(Aim) From the entries that follow, list every line in which the string "JSON" appears.

(Record extracts)

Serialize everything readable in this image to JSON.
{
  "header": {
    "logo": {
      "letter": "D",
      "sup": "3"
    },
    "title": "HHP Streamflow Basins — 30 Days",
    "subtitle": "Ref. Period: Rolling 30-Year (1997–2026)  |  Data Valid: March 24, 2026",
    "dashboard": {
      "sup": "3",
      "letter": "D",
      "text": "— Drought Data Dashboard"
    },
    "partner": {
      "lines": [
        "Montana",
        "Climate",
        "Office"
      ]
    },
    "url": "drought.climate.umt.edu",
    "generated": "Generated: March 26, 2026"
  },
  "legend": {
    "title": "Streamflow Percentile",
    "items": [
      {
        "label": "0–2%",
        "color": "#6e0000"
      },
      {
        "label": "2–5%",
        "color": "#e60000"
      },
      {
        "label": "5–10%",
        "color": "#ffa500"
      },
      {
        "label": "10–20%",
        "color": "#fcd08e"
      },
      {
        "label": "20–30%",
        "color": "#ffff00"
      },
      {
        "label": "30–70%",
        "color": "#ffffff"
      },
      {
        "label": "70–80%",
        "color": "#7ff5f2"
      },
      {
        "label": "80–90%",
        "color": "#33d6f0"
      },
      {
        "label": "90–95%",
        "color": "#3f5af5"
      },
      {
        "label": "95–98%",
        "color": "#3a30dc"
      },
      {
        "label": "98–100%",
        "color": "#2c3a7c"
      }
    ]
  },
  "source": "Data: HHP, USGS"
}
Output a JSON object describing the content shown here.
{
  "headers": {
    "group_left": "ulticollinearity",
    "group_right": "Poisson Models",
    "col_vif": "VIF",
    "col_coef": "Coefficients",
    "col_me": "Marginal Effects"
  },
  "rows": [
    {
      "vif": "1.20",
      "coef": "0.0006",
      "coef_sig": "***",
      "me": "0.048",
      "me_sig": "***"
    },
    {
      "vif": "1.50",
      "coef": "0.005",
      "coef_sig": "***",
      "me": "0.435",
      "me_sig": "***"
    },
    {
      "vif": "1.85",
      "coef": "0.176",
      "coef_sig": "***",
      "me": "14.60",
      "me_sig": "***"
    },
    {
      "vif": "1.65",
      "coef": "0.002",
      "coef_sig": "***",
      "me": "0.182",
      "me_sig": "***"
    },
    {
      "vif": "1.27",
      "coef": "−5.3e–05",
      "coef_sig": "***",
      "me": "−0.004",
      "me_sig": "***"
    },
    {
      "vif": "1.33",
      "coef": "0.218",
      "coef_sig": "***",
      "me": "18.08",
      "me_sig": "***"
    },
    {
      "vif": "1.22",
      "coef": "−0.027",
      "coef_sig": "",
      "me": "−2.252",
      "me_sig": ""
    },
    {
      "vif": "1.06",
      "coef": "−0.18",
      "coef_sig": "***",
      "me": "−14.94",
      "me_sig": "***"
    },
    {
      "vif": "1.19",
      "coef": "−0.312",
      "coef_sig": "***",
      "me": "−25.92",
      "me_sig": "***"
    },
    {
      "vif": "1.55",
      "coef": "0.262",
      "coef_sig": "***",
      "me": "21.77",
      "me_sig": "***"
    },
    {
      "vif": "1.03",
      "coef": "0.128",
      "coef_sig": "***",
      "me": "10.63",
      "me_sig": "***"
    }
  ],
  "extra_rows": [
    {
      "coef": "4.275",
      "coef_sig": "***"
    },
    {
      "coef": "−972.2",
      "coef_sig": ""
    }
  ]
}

(The answer)
Serialize everything readable in this image to JSON.
Output a JSON object describing the content shown here.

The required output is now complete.